[SELECTED EXTRACT Boundary: Start]
EVIDENCE that E.coli 0157 is carried by birds has been uncovered by researchers at Lancaster University who have warned that the potentially lethal bacteria could enter the human food chain.
The disease had been assumed to be restricted to farms. Keith Jones, the biologist behind the research, said: "If this organism is becoming more common in the environment, the chances of infection are going to become greater."
The disease is quite rare and had barely been heard of until last November's outbreak in Lanarkshire which killed 18 people. Abattoir hygiene has been scrutinised. Last week the Government was accused of suppressing the clinical findings of a June 1996 report into abbatoirs, entitled Red Meat.
Since the recognition of E.coli 0157 in 1982 the number of cases has escalated. Beef and dairy cattle have been established as the main carriers of the organism, with outbreaks of infection directly connected with consumption of beef. However Dr Jones said the distribution of E.coli in the environment and its potential routes of transmission to cattle had been a mystery until now.
[SELECTED EXTRACT Boundary: End]
# THE PROBLEM
Repeat the news item about birds carrying E.coli 0157 in full, word for word. The entries play no part in this.
[SUPPLIED MATERIAL Boundary: Start]
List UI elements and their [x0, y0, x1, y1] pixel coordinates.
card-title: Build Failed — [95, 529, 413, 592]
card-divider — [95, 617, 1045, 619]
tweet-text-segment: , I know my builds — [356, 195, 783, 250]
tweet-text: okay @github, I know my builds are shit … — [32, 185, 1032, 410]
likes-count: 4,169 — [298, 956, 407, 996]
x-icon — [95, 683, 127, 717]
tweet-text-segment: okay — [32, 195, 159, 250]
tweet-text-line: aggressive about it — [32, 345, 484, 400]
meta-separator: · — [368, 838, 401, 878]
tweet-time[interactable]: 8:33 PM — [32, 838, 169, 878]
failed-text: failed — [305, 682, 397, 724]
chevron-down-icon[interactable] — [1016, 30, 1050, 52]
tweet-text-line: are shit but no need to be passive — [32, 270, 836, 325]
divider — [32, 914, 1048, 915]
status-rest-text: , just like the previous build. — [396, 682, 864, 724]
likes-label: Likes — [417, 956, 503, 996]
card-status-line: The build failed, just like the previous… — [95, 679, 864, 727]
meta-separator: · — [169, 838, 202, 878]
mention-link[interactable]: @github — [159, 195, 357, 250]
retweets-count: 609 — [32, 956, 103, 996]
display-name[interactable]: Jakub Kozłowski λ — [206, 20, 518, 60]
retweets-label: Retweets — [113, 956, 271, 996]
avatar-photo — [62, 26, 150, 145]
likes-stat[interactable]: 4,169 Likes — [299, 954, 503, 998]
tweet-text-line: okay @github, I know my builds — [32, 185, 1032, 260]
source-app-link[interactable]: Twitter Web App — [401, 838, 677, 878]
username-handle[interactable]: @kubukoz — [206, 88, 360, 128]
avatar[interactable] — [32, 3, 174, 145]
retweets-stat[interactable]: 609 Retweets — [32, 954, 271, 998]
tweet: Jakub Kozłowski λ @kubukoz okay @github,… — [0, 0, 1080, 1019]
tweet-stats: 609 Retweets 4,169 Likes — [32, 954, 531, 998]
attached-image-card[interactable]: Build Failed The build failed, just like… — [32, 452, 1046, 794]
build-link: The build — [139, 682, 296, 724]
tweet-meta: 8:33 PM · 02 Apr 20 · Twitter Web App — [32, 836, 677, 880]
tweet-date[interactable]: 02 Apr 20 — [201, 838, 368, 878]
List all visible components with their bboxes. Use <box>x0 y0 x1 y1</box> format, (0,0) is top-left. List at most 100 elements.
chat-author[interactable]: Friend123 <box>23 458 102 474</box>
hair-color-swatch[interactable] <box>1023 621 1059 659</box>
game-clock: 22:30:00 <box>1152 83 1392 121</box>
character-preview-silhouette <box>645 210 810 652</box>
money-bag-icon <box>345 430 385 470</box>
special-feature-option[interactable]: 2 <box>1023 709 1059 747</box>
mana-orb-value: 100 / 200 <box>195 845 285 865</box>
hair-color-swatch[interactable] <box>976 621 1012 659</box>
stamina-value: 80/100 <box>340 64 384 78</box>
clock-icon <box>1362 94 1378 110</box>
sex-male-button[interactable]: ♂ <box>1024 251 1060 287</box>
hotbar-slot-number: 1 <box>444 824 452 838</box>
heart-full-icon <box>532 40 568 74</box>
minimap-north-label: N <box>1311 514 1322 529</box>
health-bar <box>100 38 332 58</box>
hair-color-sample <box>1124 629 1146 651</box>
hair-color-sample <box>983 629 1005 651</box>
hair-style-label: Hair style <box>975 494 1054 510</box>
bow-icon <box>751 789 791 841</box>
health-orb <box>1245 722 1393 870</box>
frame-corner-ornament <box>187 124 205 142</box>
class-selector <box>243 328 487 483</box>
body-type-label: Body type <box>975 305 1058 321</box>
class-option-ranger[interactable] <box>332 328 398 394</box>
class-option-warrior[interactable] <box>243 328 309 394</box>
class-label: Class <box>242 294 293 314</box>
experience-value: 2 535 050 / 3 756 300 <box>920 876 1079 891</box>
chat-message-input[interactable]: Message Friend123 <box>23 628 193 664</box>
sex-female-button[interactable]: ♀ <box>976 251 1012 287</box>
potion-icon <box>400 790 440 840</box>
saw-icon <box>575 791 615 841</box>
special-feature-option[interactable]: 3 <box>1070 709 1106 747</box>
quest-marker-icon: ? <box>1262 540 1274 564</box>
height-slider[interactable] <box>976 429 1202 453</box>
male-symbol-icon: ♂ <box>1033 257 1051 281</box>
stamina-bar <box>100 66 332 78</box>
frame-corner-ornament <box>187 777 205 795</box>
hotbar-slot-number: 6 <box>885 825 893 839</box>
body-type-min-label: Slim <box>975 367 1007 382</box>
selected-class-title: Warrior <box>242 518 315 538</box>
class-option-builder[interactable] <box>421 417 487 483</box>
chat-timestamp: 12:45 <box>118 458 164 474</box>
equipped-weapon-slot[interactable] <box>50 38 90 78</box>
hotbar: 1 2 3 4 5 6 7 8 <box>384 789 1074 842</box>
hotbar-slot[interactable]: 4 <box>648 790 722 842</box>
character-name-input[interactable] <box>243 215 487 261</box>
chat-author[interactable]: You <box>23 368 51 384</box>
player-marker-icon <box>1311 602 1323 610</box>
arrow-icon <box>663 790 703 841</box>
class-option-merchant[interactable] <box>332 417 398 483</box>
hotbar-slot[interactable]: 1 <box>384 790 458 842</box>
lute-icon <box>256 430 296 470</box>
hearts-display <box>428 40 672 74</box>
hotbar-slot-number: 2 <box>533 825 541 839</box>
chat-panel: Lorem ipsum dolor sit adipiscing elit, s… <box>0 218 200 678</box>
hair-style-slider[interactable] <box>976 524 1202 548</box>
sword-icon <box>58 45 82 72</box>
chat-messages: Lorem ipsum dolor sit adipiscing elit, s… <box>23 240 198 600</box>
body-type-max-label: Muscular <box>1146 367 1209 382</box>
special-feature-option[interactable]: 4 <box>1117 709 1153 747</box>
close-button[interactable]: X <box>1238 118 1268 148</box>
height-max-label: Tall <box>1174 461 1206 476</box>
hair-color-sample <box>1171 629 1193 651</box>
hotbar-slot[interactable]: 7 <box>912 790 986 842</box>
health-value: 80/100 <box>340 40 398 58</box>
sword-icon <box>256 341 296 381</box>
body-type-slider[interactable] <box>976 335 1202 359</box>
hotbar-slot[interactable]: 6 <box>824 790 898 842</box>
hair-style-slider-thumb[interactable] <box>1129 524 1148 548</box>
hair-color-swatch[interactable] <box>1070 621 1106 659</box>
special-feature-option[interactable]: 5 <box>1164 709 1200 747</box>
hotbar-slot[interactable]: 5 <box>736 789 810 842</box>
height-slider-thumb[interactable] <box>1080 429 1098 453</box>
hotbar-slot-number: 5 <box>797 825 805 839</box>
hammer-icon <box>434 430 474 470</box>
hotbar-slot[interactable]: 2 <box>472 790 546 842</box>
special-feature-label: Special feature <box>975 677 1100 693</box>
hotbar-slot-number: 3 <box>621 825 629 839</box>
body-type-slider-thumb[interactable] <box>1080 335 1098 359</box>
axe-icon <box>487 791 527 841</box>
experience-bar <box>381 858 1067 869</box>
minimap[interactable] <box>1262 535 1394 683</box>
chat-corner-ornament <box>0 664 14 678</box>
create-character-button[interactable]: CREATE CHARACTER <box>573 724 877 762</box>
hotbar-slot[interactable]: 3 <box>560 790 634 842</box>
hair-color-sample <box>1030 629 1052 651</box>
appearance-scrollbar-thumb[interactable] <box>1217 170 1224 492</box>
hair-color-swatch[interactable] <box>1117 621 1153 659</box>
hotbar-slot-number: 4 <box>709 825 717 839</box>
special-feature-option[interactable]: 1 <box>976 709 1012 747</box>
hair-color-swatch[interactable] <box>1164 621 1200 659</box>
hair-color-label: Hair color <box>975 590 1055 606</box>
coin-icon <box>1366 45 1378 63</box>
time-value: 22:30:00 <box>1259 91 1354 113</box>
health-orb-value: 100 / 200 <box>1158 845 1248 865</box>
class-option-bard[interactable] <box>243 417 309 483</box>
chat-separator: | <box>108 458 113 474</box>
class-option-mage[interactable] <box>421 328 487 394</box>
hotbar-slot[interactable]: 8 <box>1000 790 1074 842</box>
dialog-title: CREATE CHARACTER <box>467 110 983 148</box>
[SUPPLIED MATERIAL Boundary: End]
# COMPLETED EXERCISE
EVIDENCE that E.coli 0157 is carried by birds has been uncovered by researchers at Lancaster University who have warned that the potentially lethal bacteria could enter the human food chain.
The disease had been assumed to be restricted to farms. Keith Jones, the biologist behind the research, said: "If this organism is becoming more common in the environment, the chances of infection are going to become greater."
The disease is quite rare and had barely been heard of until last November's outbreak in Lanarkshire which killed 18 people. Abattoir hygiene has been scrutinised. Last week the Government was accused of suppressing the clinical findings of a June 1996 report into abbatoirs, entitled Red Meat.
Since the recognition of E.coli 0157 in 1982 the number of cases has escalated. Beef and dairy cattle have been established as the main carriers of the organism, with outbreaks of infection directly connected with consumption of beef. However Dr Jones said the distribution of E.coli in the environment and its potential routes of transmission to cattle had been a mystery until now.